* Your instructions: Report the count of lines that carry the string "edistää", and add nothing.

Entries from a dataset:

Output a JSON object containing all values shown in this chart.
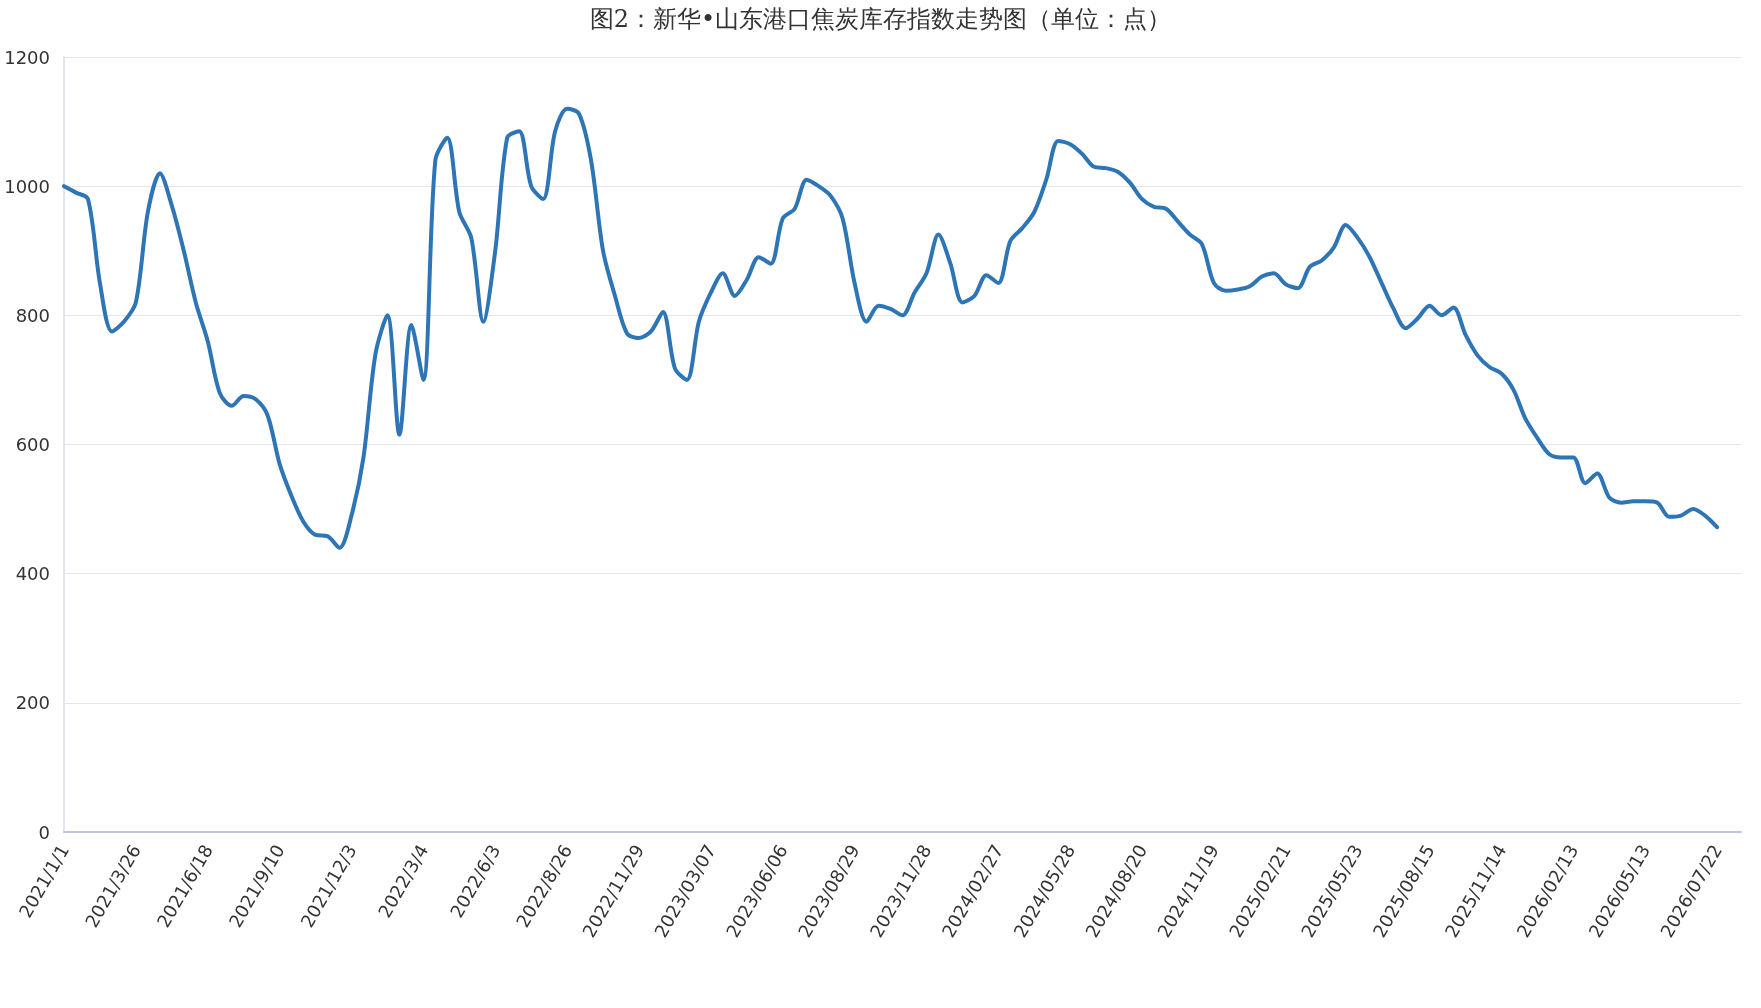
{
  "chart_data": {
    "type": "line",
    "title": "图2：新华•山东港口焦炭库存指数走势图（单位：点）",
    "categories": [
      "2021/1/1",
      null,
      null,
      null,
      null,
      null,
      "2021/3/26",
      null,
      null,
      null,
      null,
      null,
      "2021/6/18",
      null,
      null,
      null,
      null,
      null,
      "2021/9/10",
      null,
      null,
      null,
      null,
      null,
      "2021/12/3",
      null,
      null,
      null,
      null,
      null,
      "2022/3/4",
      null,
      null,
      null,
      null,
      null,
      "2022/6/3",
      null,
      null,
      null,
      null,
      null,
      "2022/8/26",
      null,
      null,
      null,
      null,
      null,
      "2022/11/29",
      null,
      null,
      null,
      null,
      null,
      "2023/03/07",
      null,
      null,
      null,
      null,
      null,
      "2023/06/06",
      null,
      null,
      null,
      null,
      null,
      "2023/08/29",
      null,
      null,
      null,
      null,
      null,
      "2023/11/28",
      null,
      null,
      null,
      null,
      null,
      "2024/02/27",
      null,
      null,
      null,
      null,
      null,
      "2024/05/28",
      null,
      null,
      null,
      null,
      null,
      "2024/08/20",
      null,
      null,
      null,
      null,
      null,
      "2024/11/19",
      null,
      null,
      null,
      null,
      null,
      "2025/02/21",
      null,
      null,
      null,
      null,
      null,
      "2025/05/23",
      null,
      null,
      null,
      null,
      null,
      "2025/08/15",
      null,
      null,
      null,
      null,
      null,
      "2025/11/14",
      null,
      null,
      null,
      null,
      null,
      "2026/02/13",
      null,
      null,
      null,
      null,
      null,
      "2026/05/13",
      null,
      null,
      null,
      null,
      null,
      "2026/07/22",
      null,
      null
    ],
    "series": [
      {
        "color": "#2e75b6",
        "values": [
          1000,
          990,
          980,
          850,
          775,
          790,
          820,
          960,
          1020,
          970,
          900,
          820,
          760,
          680,
          660,
          675,
          670,
          645,
          570,
          520,
          480,
          460,
          458,
          440,
          490,
          580,
          740,
          800,
          615,
          785,
          700,
          1040,
          1075,
          960,
          920,
          790,
          900,
          1075,
          1085,
          1000,
          980,
          1085,
          1120,
          1112,
          1040,
          900,
          830,
          772,
          765,
          775,
          805,
          718,
          700,
          790,
          835,
          865,
          830,
          855,
          890,
          880,
          950,
          965,
          1010,
          1000,
          985,
          950,
          850,
          790,
          815,
          810,
          800,
          835,
          865,
          925,
          880,
          820,
          830,
          862,
          850,
          915,
          935,
          960,
          1010,
          1070,
          1065,
          1050,
          1030,
          1028,
          1022,
          1005,
          980,
          968,
          965,
          945,
          925,
          910,
          850,
          838,
          840,
          845,
          860,
          865,
          848,
          842,
          875,
          885,
          905,
          940,
          920,
          890,
          850,
          810,
          780,
          795,
          815,
          800,
          812,
          770,
          738,
          720,
          710,
          685,
          640,
          610,
          585,
          580,
          580,
          540,
          555,
          518,
          510,
          512,
          512,
          510,
          488,
          490,
          500,
          490,
          472,
          null,
          null
        ]
      }
    ],
    "ylim": [
      0,
      1200
    ],
    "yticks": [
      0,
      200,
      400,
      600,
      800,
      1000,
      1200
    ],
    "grid": "y",
    "marker": "none",
    "line_style": "solid"
  }
}
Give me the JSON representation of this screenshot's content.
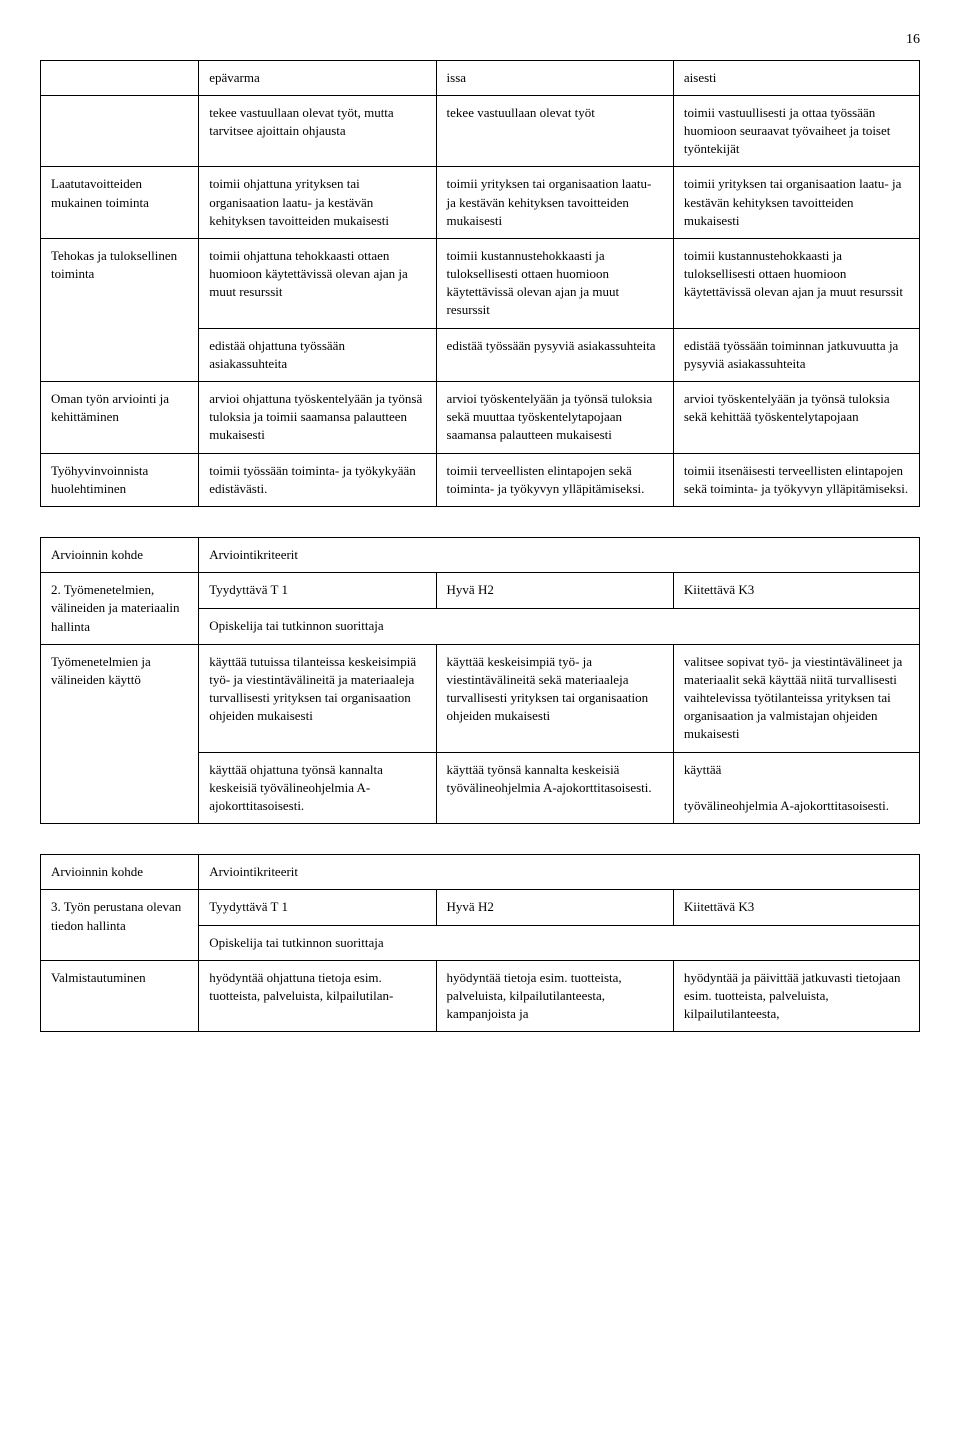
{
  "page_number": "16",
  "table1": {
    "rows": [
      {
        "label": "",
        "a": "epävarma",
        "b": "issa",
        "c": "aisesti"
      },
      {
        "label": "",
        "a": "tekee vastuullaan olevat työt, mutta tarvitsee ajoittain ohjausta",
        "b": "tekee vastuullaan olevat työt",
        "c": "toimii vastuullisesti ja ottaa työssään huomioon seuraavat työvaiheet ja toiset työntekijät"
      },
      {
        "label": "Laatutavoitteiden mukainen toiminta",
        "a": "toimii ohjattuna yrityksen tai organisaation laatu- ja kestävän kehityksen tavoitteiden mukaisesti",
        "b": "toimii yrityksen tai organisaation laatu- ja kestävän kehityksen tavoitteiden mukaisesti",
        "c": "toimii yrityksen tai organisaation laatu- ja kestävän kehityksen tavoitteiden mukaisesti"
      },
      {
        "label": "Tehokas ja tuloksellinen toiminta",
        "a": "toimii ohjattuna tehokkaasti ottaen huomioon käytettävissä olevan ajan ja muut resurssit",
        "b": "toimii kustannustehokkaasti ja tuloksellisesti ottaen huomioon käytettävissä olevan ajan ja muut resurssit",
        "c": "toimii kustannustehokkaasti ja tuloksellisesti ottaen huomioon käytettävissä olevan ajan ja muut resurssit"
      },
      {
        "label": "",
        "a": "edistää ohjattuna työssään asiakassuhteita",
        "b": "edistää työssään pysyviä asiakassuhteita",
        "c": "edistää työssään toiminnan jatkuvuutta ja pysyviä asiakassuhteita"
      },
      {
        "label": "Oman työn arviointi ja kehittäminen",
        "a": "arvioi ohjattuna työskentelyään ja työnsä tuloksia ja toimii saamansa palautteen mukaisesti",
        "b": "arvioi työskentelyään ja työnsä tuloksia sekä muuttaa työskentelytapojaan saamansa palautteen mukaisesti",
        "c": "arvioi työskentelyään ja työnsä tuloksia sekä kehittää työskentelytapojaan"
      },
      {
        "label": "Työhyvinvoinnista huolehtiminen",
        "a": "toimii työssään toiminta- ja työkykyään edistävästi.",
        "b": "toimii terveellisten elintapojen sekä toiminta- ja työkyvyn ylläpitämiseksi.",
        "c": "toimii itsenäisesti terveellisten elintapojen sekä toiminta- ja työkyvyn ylläpitämiseksi."
      }
    ]
  },
  "table2": {
    "header_label": "Arvioinnin kohde",
    "header_criteria": "Arviointikriteerit",
    "section_label": "2. Työmenetelmien, välineiden ja materiaalin hallinta",
    "levels": {
      "t1": "Tyydyttävä T 1",
      "h2": "Hyvä H2",
      "k3": "Kiitettävä K3"
    },
    "student_line": "Opiskelija tai tutkinnon suorittaja",
    "rows": [
      {
        "label": "Työmenetelmien ja välineiden käyttö",
        "a": "käyttää tutuissa tilanteissa keskeisimpiä työ- ja viestintävälineitä ja materiaaleja turvallisesti yrityksen tai organisaation ohjeiden mukaisesti",
        "b": "käyttää keskeisimpiä työ- ja viestintävälineitä sekä materiaaleja turvallisesti yrityksen tai organisaation ohjeiden mukaisesti",
        "c": "valitsee sopivat työ- ja viestintävälineet ja materiaalit sekä käyttää niitä turvallisesti vaihtelevissa työtilanteissa yrityksen tai organisaation ja valmistajan ohjeiden mukaisesti"
      },
      {
        "label": "",
        "a": "käyttää ohjattuna työnsä kannalta keskeisiä työvälineohjelmia A-ajokorttitasoisesti.",
        "b": "käyttää työnsä kannalta keskeisiä työvälineohjelmia A-ajokorttitasoisesti.",
        "c": "käyttää\n\ntyövälineohjelmia A-ajokorttitasoisesti."
      }
    ]
  },
  "table3": {
    "header_label": "Arvioinnin kohde",
    "header_criteria": "Arviointikriteerit",
    "section_label": "3. Työn perustana olevan tiedon hallinta",
    "levels": {
      "t1": "Tyydyttävä T 1",
      "h2": "Hyvä H2",
      "k3": "Kiitettävä K3"
    },
    "student_line": "Opiskelija tai tutkinnon suorittaja",
    "rows": [
      {
        "label": "Valmistautuminen",
        "a": "hyödyntää ohjattuna tietoja esim. tuotteista, palveluista, kilpailutilan-",
        "b": "hyödyntää tietoja esim. tuotteista, palveluista, kilpailutilanteesta, kampanjoista ja",
        "c": "hyödyntää ja päivittää jatkuvasti tietojaan esim. tuotteista, palveluista, kilpailutilanteesta,"
      }
    ]
  }
}
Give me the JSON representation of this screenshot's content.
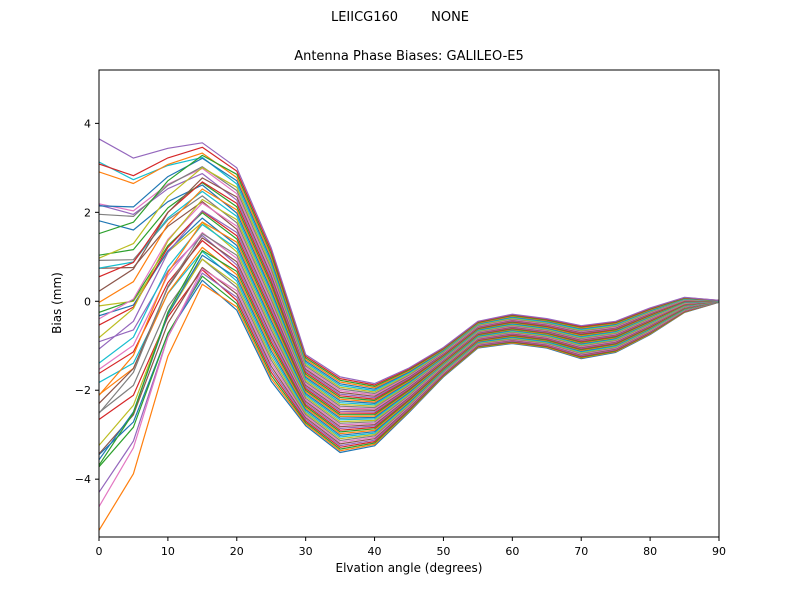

* Full output: 3